Entries from a dataset
★ ★ ★
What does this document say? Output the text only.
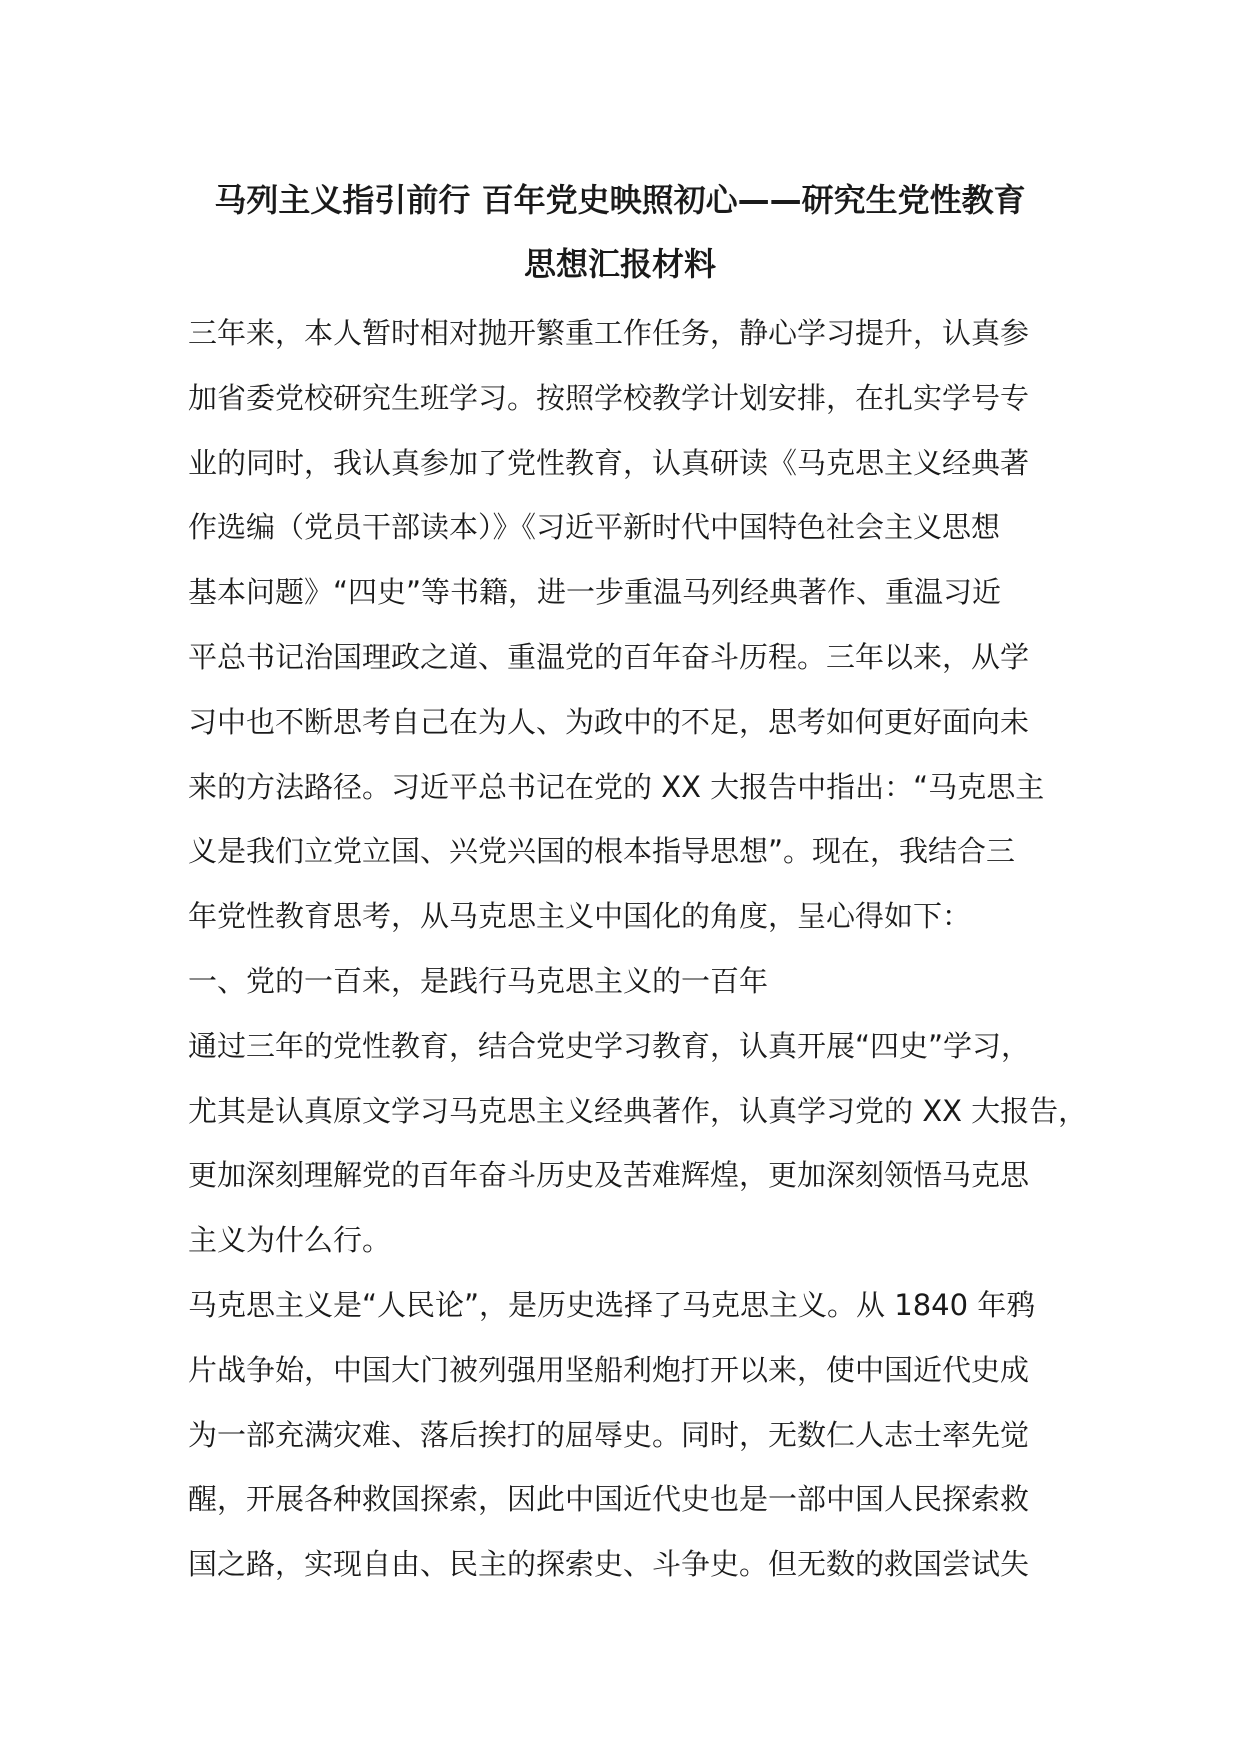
马列主义指引前行 百年党史映照初心——研究生党性教育
思想汇报材料
三年来，本人暂时相对抛开繁重工作任务，静心学习提升，认真参
加省委党校研究生班学习。按照学校教学计划安排，在扎实学号专
业的同时，我认真参加了党性教育，认真研读《马克思主义经典著
作选编（党员干部读本）》《习近平新时代中国特色社会主义思想
基本问题》“四史”等书籍，进一步重温马列经典著作、重温习近
平总书记治国理政之道、重温党的百年奋斗历程。三年以来，从学
习中也不断思考自己在为人、为政中的不足，思考如何更好面向未
来的方法路径。习近平总书记在党的 XX 大报告中指出：“马克思主
义是我们立党立国、兴党兴国的根本指导思想”。现在，我结合三
年党性教育思考，从马克思主义中国化的角度，呈心得如下：
一、党的一百来，是践行马克思主义的一百年
通过三年的党性教育，结合党史学习教育，认真开展“四史”学习，
尤其是认真原文学习马克思主义经典著作，认真学习党的 XX 大报告，
更加深刻理解党的百年奋斗历史及苦难辉煌，更加深刻领悟马克思
主义为什么行。
马克思主义是“人民论”，是历史选择了马克思主义。从 1840 年鸦
片战争始，中国大门被列强用坚船利炮打开以来，使中国近代史成
为一部充满灾难、落后挨打的屈辱史。同时，无数仁人志士率先觉
醒，开展各种救国探索，因此中国近代史也是一部中国人民探索救
国之路，实现自由、民主的探索史、斗争史。但无数的救国尝试失
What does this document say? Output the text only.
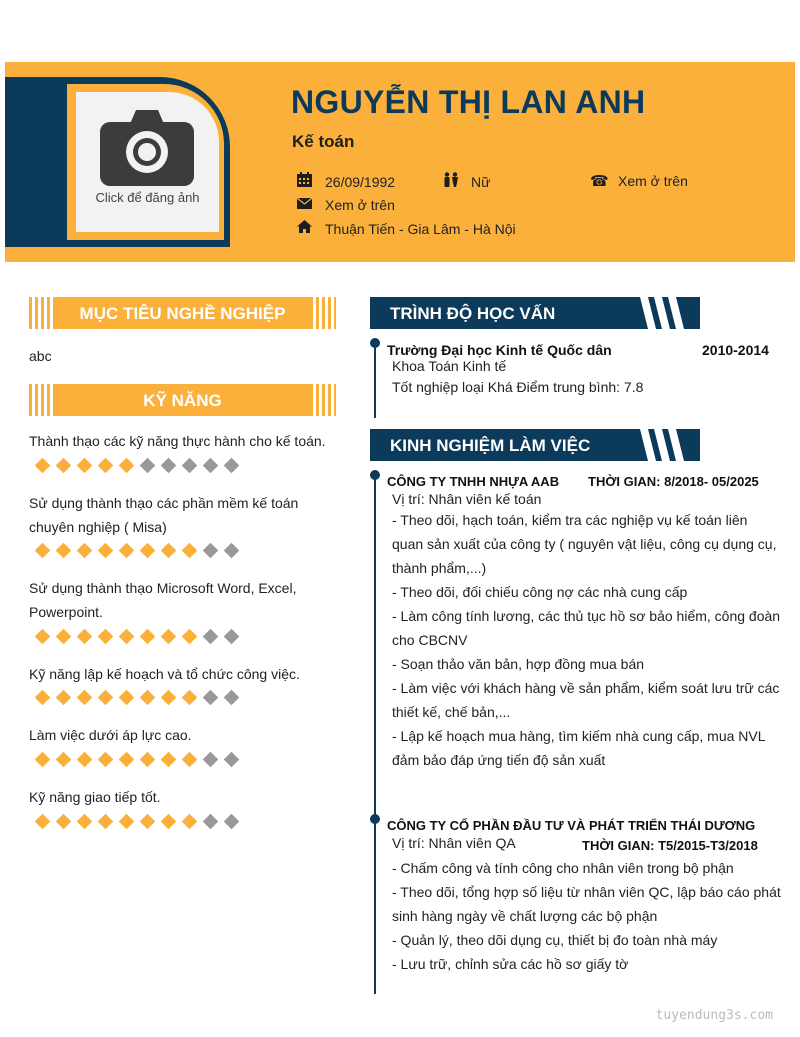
Click để đăng ảnh
NGUYỄN THỊ LAN ANH
Kế toán
26/09/1992	Nữ	☎ Xem ở trên
Xem ở trên
Thuận Tiến - Gia Lâm - Hà Nội
MỤC TIÊU NGHỀ NGHIỆP
abc
KỸ NĂNG
Thành thạo các kỹ năng thực hành cho kế toán.
Sử dụng thành thạo các phần mềm kế toán chuyên nghiệp ( Misa)
Sử dụng thành thạo Microsoft Word, Excel, Powerpoint.
Kỹ năng lập kế hoạch và tổ chức công việc.
Làm việc dưới áp lực cao.
Kỹ năng giao tiếp tốt.
TRÌNH ĐỘ HỌC VẤN
Trường Đại học Kinh tế Quốc dân	2010-2014
Khoa Toán Kinh tế
Tốt nghiệp loại Khá Điểm trung bình: 7.8
KINH NGHIỆM LÀM VIỆC
CÔNG TY TNHH NHỰA AAB THỜI GIAN: 8/2018- 05/2025
Vị trí: Nhân viên kế toán
- Theo dõi, hạch toán, kiểm tra các nghiệp vụ kế toán liên quan sản xuất của công ty ( nguyên vật liệu, công cụ dụng cụ, thành phẩm,...)
- Theo dõi, đối chiếu công nợ các nhà cung cấp
- Làm công tính lương, các thủ tục hồ sơ bảo hiểm, công đoàn cho CBCNV
- Soạn thảo văn bản, hợp đồng mua bán
- Làm việc với khách hàng về sản phẩm, kiểm soát lưu trữ các thiết kế, chế bản,...
- Lập kế hoạch mua hàng, tìm kiếm nhà cung cấp, mua NVL đảm bảo đáp ứng tiến độ sản xuất
CÔNG TY CỔ PHẦN ĐẦU TƯ VÀ PHÁT TRIỂN THÁI DƯƠNG
THỜI GIAN: T5/2015-T3/2018
Vị trí: Nhân viên QA
- Chấm công và tính công cho nhân viên trong bộ phận
- Theo dõi, tổng hợp số liệu từ nhân viên QC, lập báo cáo phát sinh hàng ngày về chất lượng các bộ phận
- Quản lý, theo dõi dụng cụ, thiết bị đo toàn nhà máy
- Lưu trữ, chỉnh sửa các hồ sơ giấy tờ
tuyendung3s.com
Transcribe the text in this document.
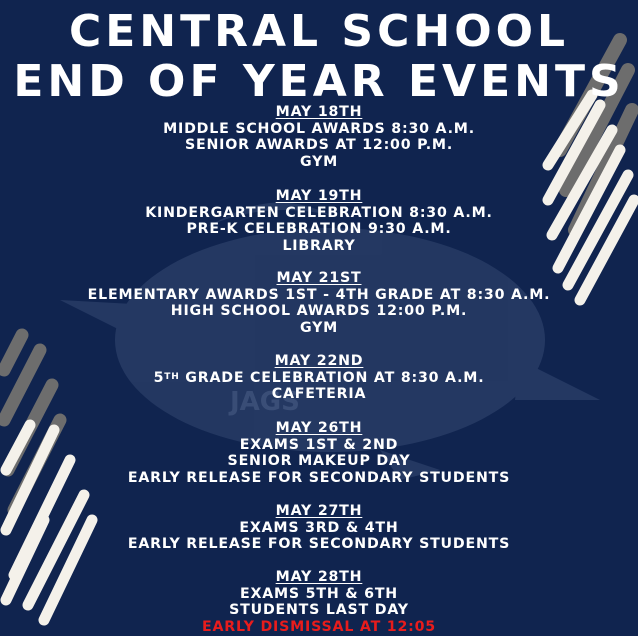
JAGS
CENTRAL SCHOOL
END OF YEAR EVENTS
MAY 18TH
MIDDLE SCHOOL AWARDS 8:30 A.M.
SENIOR AWARDS AT 12:00 P.M.
GYM
MAY 19TH
KINDERGARTEN CELEBRATION 8:30 A.M.
PRE-K CELEBRATION 9:30 A.M.
LIBRARY
MAY 21ST
ELEMENTARY AWARDS 1ST - 4TH GRADE AT 8:30 A.M.
HIGH SCHOOL AWARDS 12:00 P.M.
GYM
MAY 22ND
5TH GRADE CELEBRATION AT 8:30 A.M.
CAFETERIA
MAY 26TH
EXAMS 1ST & 2ND
SENIOR MAKEUP DAY
EARLY RELEASE FOR SECONDARY STUDENTS
MAY 27TH
EXAMS 3RD & 4TH
EARLY RELEASE FOR SECONDARY STUDENTS
MAY 28TH
EXAMS 5TH & 6TH
STUDENTS LAST DAY
EARLY DISMISSAL AT 12:05
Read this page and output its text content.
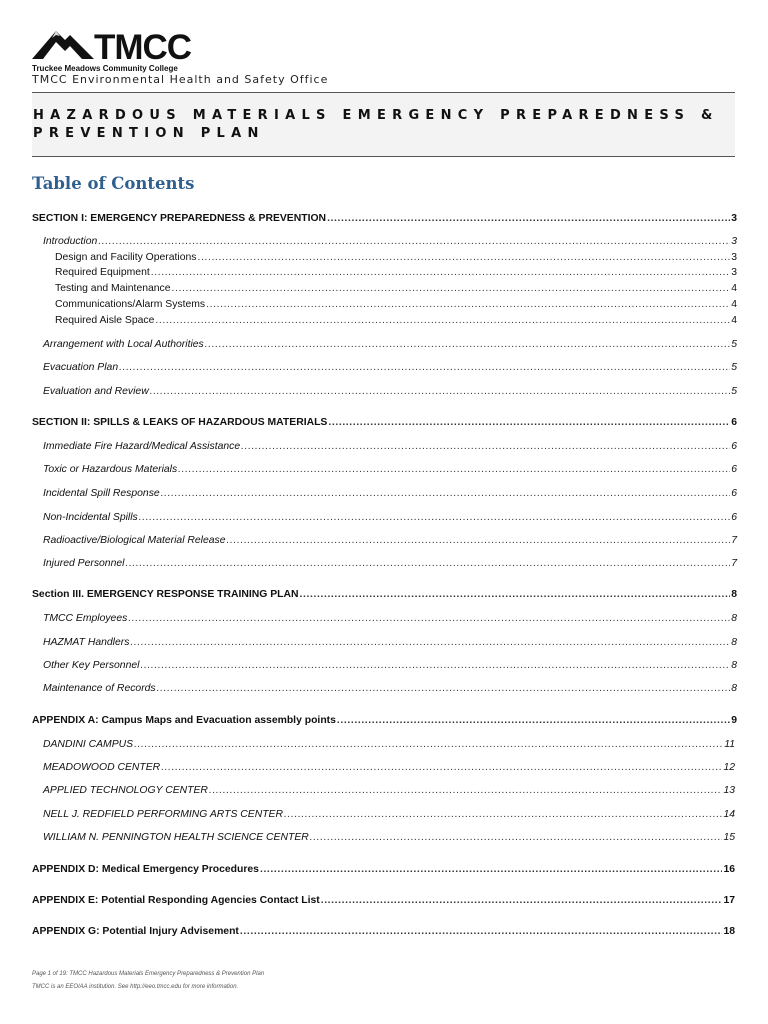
TMCC
Truckee Meadows Community College
TMCC Environmental Health and Safety Office
HAZARDOUS MATERIALS EMERGENCY PREPAREDNESS &
PREVENTION PLAN
Table of Contents
SECTION I: EMERGENCY PREPAREDNESS & PREVENTION .....	3
Introduction .....	3
Design and Facility Operations .....	3
Required Equipment .....	3
Testing and Maintenance .....	4
Communications/Alarm Systems .....	4
Required Aisle Space .....	4
Arrangement with Local Authorities .....	5
Evacuation Plan .....	5
Evaluation and Review .....	5
SECTION II: SPILLS & LEAKS OF HAZARDOUS MATERIALS .....	6
Immediate Fire Hazard/Medical Assistance .....	6
Toxic or Hazardous Materials .....	6
Incidental Spill Response .....	6
Non-Incidental Spills .....	6
Radioactive/Biological Material Release .....	7
Injured Personnel .....	7
Section III. EMERGENCY RESPONSE TRAINING PLAN .....	8
TMCC Employees .....	8
HAZMAT Handlers .....	8
Other Key Personnel .....	8
Maintenance of Records .....	8
APPENDIX A: Campus Maps and Evacuation assembly points .....	9
DANDINI CAMPUS .....	11
MEADOWOOD CENTER .....	12
APPLIED TECHNOLOGY CENTER .....	13
NELL J. REDFIELD PERFORMING ARTS CENTER .....	14
WILLIAM N. PENNINGTON HEALTH SCIENCE CENTER .....	15
APPENDIX D: Medical Emergency Procedures .....	16
APPENDIX E: Potential Responding Agencies Contact List .....	17
APPENDIX G: Potential Injury Advisement .....	18
Page 1 of 19: TMCC Hazardous Materials Emergency Preparedness & Prevention Plan
TMCC is an EEO/AA institution. See http://eeo.tmcc.edu for more information.
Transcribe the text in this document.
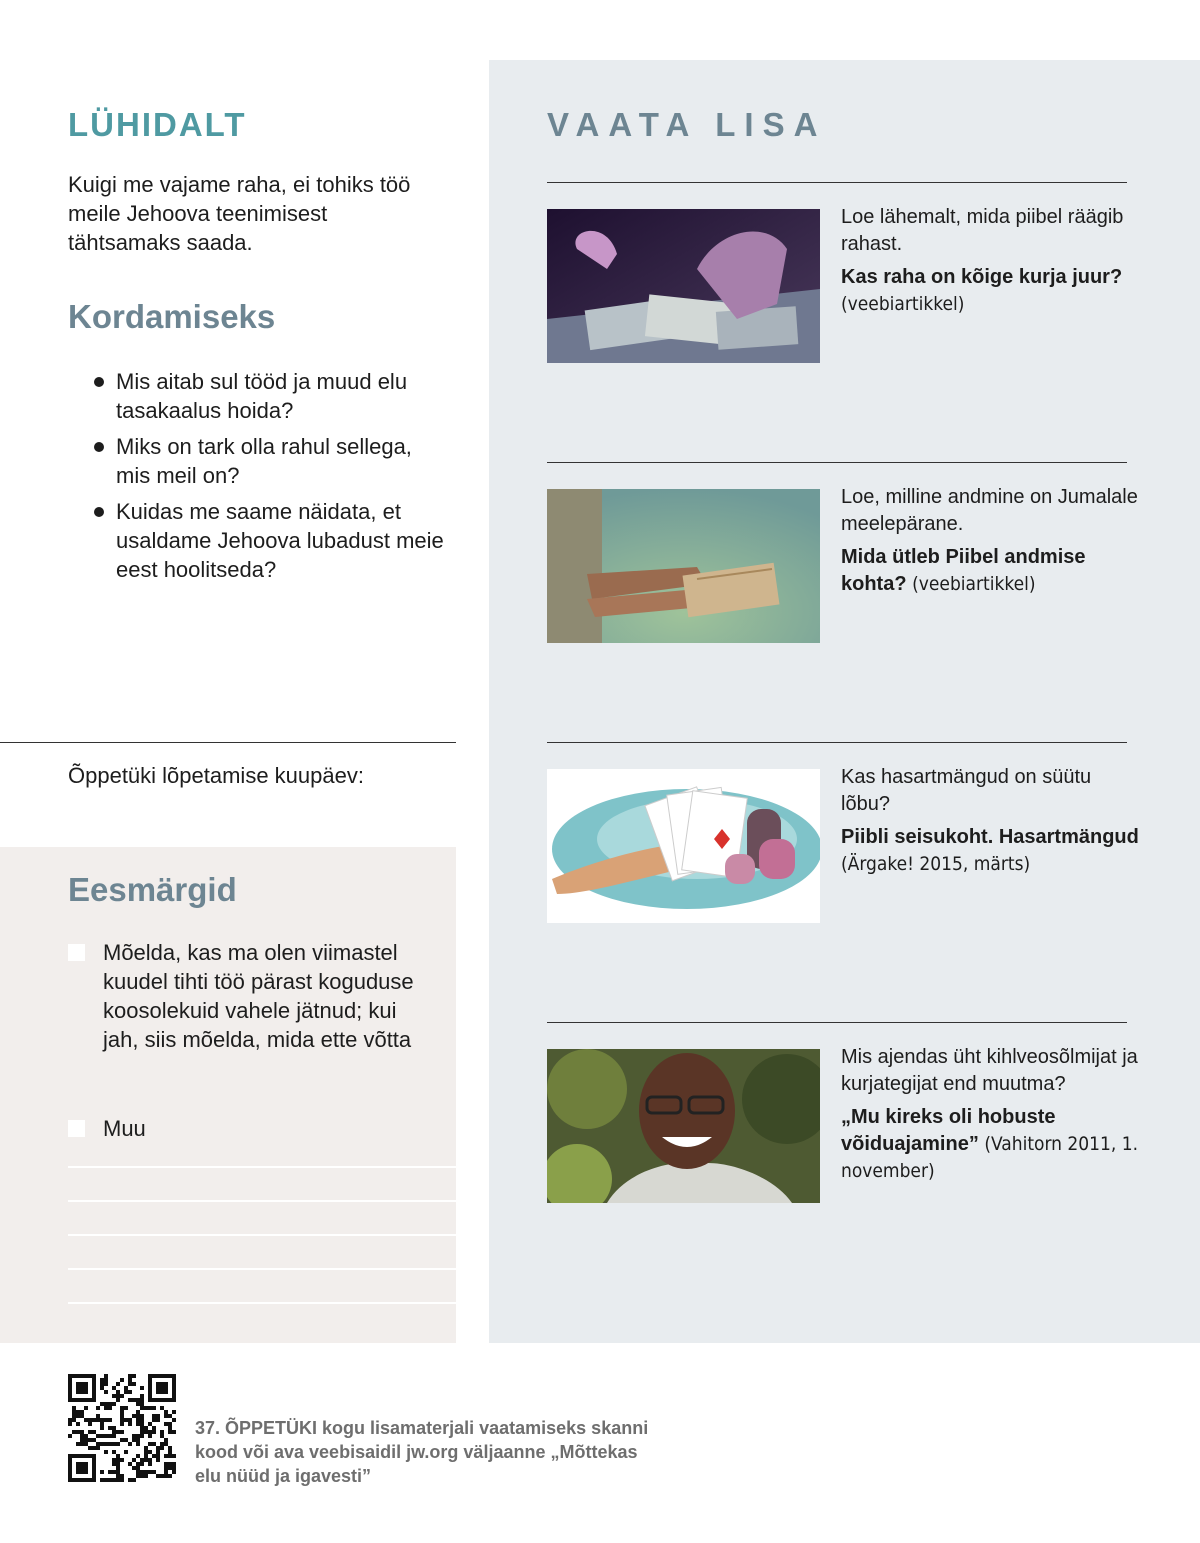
LÜHIDALT

Kuigi me vajame raha, ei tohiks töö meile Jehoova teenimisest tähtsamaks saada.

Kordamiseks
Mis aitab sul tööd ja muud elu tasakaalus hoida?
Miks on tark olla rahul sellega, mis meil on?
Kuidas me saame näidata, et usaldame Jehoova lubadust meie eest hoolitseda?

Õppetüki lõpetamise kuupäev:

Eesmärgid

Mõelda, kas ma olen viimastel kuudel tihti töö pärast koguduse koosolekuid vahele jätnud; kui jah, siis mõelda, mida ette võtta

Muu

VAATA LISA

Loe lähemalt, mida piibel räägib rahast.

Kas raha on kõige kurja juur?
(veebiartikkel)

Loe, milline andmine on Jumalale meelepärane.

Mida ütleb Piibel andmise kohta? (veebiartikkel)

Kas hasartmängud on süütu lõbu?

Piibli seisukoht. Hasartmängud
(Ärgake! 2015, märts)

Mis ajendas üht kihlveosõlmijat ja kurjategijat end muutma?

„Mu kireks oli hobuste võiduajamine” (Vahitorn 2011, 1. november)

37. ÕPPETÜKI kogu lisamaterjali vaatamiseks skanni kood või ava veebisaidil jw.org väljaanne „Mõttekas elu nüüd ja igavesti”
★ ★ ★
• Objective
Report the number of lines in the listing where the string "SCHOOL" appears, and nothing besides.

• Result
3